(Data for processing)
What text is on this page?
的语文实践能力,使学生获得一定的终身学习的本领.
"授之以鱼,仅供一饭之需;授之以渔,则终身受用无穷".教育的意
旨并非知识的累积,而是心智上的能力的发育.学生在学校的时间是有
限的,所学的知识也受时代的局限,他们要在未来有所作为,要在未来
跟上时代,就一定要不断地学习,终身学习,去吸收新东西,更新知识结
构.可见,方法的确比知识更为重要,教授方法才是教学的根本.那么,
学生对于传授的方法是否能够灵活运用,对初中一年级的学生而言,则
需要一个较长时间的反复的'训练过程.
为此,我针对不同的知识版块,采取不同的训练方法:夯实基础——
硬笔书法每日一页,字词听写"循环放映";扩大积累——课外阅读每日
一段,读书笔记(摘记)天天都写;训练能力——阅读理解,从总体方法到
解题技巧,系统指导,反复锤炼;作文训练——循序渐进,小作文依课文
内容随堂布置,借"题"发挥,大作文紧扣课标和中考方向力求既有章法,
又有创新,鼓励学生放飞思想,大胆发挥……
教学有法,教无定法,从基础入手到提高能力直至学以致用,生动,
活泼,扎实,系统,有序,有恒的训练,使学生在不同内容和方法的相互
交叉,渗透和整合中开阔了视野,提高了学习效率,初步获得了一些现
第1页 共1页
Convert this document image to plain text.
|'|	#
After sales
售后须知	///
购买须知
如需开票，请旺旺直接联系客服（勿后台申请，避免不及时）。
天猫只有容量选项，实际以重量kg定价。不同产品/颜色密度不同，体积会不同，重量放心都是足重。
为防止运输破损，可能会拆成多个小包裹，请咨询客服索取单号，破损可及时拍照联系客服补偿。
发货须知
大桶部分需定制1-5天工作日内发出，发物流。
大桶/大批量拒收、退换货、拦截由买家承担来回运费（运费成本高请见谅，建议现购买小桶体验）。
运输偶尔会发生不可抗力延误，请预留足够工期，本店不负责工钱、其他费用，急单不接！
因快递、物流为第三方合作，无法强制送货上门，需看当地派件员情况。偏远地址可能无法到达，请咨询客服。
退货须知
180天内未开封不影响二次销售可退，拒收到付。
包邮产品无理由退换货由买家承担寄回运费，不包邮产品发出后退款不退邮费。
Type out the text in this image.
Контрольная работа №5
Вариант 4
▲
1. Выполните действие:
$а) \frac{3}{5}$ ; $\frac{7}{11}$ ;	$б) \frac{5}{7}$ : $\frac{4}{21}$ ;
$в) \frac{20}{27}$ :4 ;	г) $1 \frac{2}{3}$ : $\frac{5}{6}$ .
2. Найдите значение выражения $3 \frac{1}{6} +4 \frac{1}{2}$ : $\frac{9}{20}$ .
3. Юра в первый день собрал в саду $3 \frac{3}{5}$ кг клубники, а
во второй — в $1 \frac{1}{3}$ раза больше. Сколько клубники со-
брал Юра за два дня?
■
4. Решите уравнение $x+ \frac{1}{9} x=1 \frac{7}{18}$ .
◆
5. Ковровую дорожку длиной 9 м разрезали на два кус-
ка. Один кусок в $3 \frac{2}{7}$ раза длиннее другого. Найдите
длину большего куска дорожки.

(Task instructions)
Take the lines from the one containing "Type out the text in this image." to the last line of the material above and write them out exactly.

(Correct output)
Type out the text in this image.
Контрольная работа №5
Вариант 4
▲
1. Выполните действие:
$а) \frac{3}{5}$ ; $\frac{7}{11}$ ;	$б) \frac{5}{7}$ : $\frac{4}{21}$ ;
$в) \frac{20}{27}$ :4 ;	г) $1 \frac{2}{3}$ : $\frac{5}{6}$ .
2. Найдите значение выражения $3 \frac{1}{6} +4 \frac{1}{2}$ : $\frac{9}{20}$ .
3. Юра в первый день собрал в саду $3 \frac{3}{5}$ кг клубники, а
во второй — в $1 \frac{1}{3}$ раза больше. Сколько клубники со-
брал Юра за два дня?
■
4. Решите уравнение $x+ \frac{1}{9} x=1 \frac{7}{18}$ .
◆
5. Ковровую дорожку длиной 9 м разрезали на два кус-
ка. Один кусок в $3 \frac{2}{7}$ раза длиннее другого. Найдите
длину большего куска дорожки.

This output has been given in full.